== Extracted entries

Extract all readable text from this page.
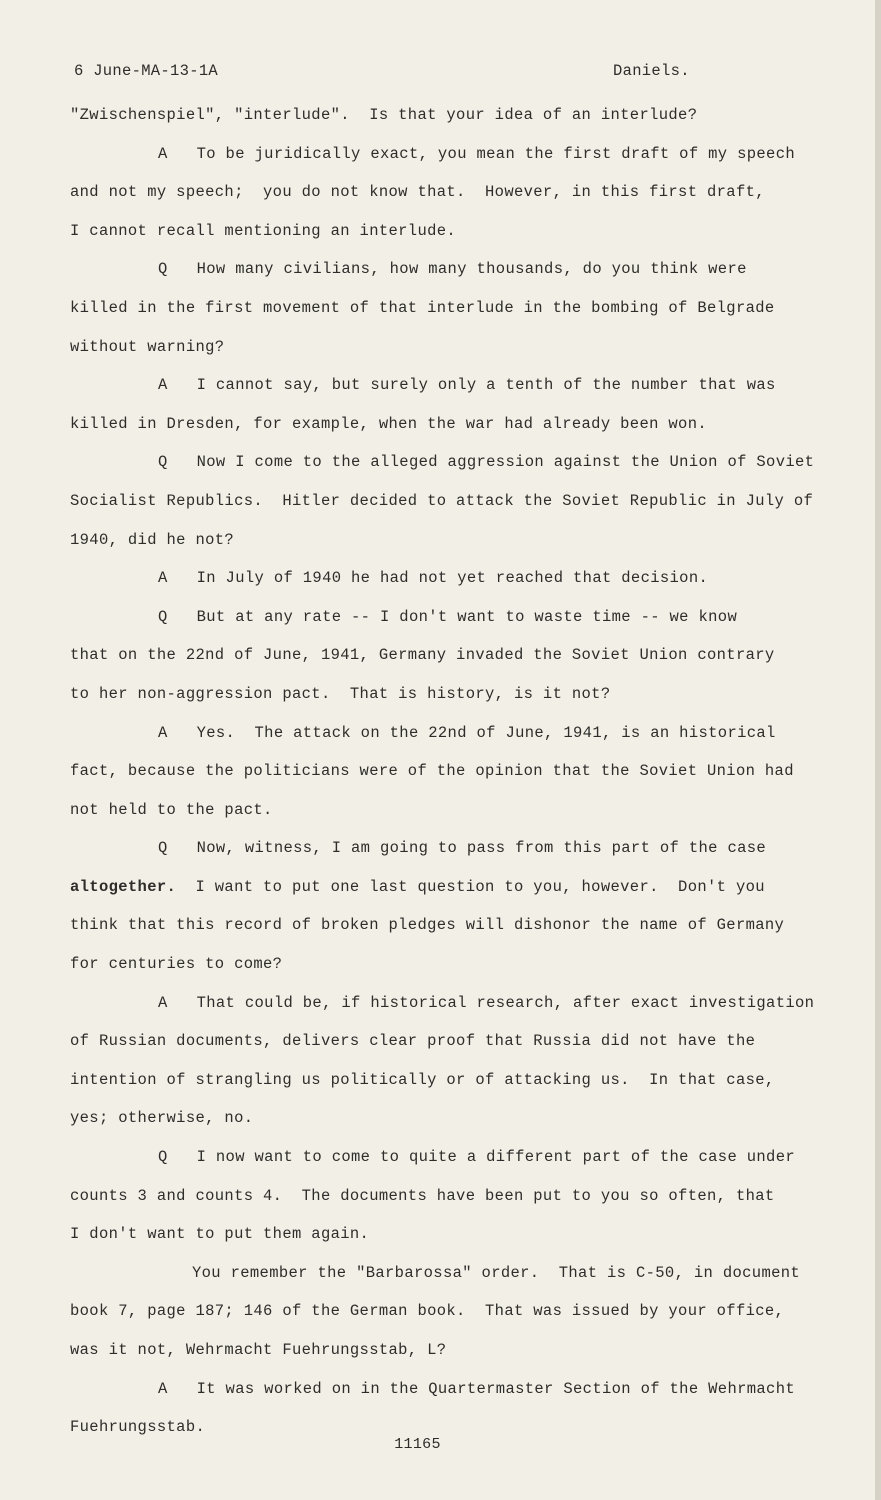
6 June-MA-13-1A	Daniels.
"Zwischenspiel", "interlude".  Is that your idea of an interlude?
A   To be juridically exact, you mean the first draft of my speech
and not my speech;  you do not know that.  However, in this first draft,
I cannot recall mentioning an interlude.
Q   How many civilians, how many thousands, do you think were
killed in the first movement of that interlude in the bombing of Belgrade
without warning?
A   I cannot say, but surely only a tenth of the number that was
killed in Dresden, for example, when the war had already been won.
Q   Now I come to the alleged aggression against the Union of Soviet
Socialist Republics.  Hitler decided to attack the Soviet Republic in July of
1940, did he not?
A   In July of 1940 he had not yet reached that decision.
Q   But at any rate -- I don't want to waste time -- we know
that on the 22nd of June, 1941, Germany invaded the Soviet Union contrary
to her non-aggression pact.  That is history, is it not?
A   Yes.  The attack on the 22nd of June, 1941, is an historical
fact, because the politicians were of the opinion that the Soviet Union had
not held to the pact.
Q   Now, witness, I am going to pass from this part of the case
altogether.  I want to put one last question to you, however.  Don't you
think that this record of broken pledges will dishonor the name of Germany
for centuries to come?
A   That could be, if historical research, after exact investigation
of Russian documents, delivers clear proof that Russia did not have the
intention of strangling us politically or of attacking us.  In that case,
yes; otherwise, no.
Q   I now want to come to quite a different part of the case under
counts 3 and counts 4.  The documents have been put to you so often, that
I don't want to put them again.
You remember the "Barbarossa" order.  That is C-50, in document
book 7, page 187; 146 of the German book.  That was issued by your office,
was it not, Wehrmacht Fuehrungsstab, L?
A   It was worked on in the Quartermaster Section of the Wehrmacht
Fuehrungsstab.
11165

====
== Extracted entries

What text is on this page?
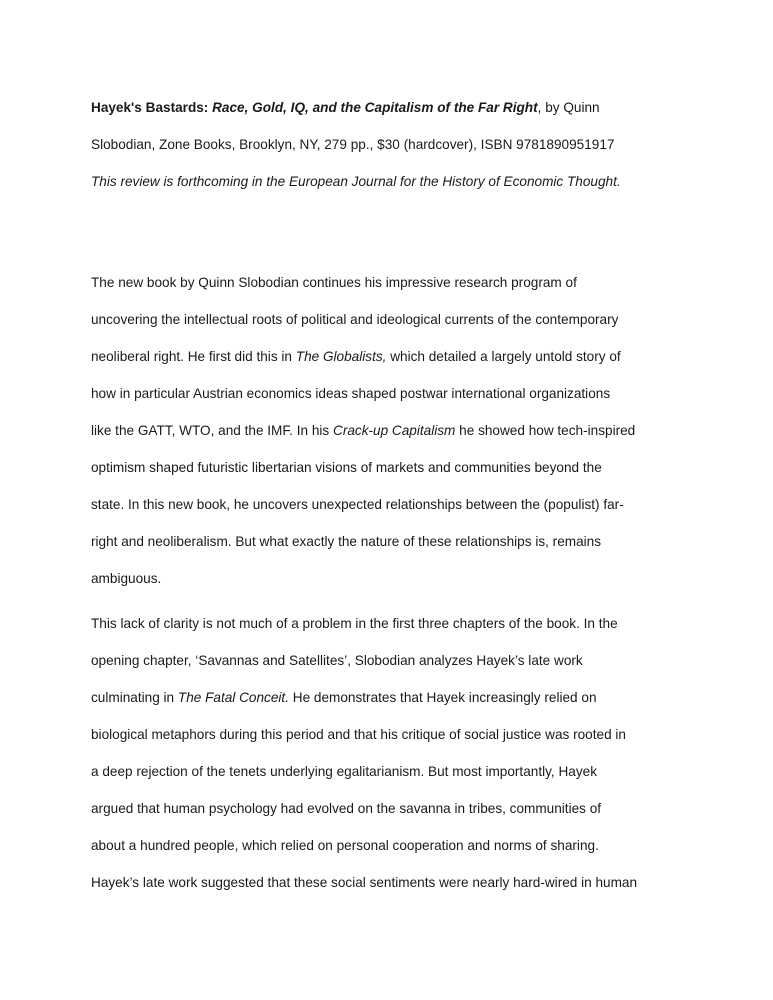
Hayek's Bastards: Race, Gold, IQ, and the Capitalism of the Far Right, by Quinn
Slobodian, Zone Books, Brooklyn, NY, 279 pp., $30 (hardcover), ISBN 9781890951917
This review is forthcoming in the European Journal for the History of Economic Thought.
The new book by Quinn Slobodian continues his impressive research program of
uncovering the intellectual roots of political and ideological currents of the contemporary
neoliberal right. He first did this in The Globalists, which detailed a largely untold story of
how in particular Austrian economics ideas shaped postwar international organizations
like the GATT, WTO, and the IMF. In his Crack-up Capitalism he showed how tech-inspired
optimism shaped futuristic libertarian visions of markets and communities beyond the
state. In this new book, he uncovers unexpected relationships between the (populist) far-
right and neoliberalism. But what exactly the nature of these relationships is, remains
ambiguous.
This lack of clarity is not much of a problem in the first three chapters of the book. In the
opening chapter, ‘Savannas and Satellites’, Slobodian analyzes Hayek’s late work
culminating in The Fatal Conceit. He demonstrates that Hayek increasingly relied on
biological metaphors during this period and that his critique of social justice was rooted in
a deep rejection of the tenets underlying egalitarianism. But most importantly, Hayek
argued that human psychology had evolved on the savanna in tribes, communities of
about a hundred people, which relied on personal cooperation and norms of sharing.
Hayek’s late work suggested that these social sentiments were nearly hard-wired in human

====

Given problem => Copy out each line of the data containing the string "from".

The response =>
Extract all readable text from this page.
Q   Now, witness, I am going to pass from this part of the case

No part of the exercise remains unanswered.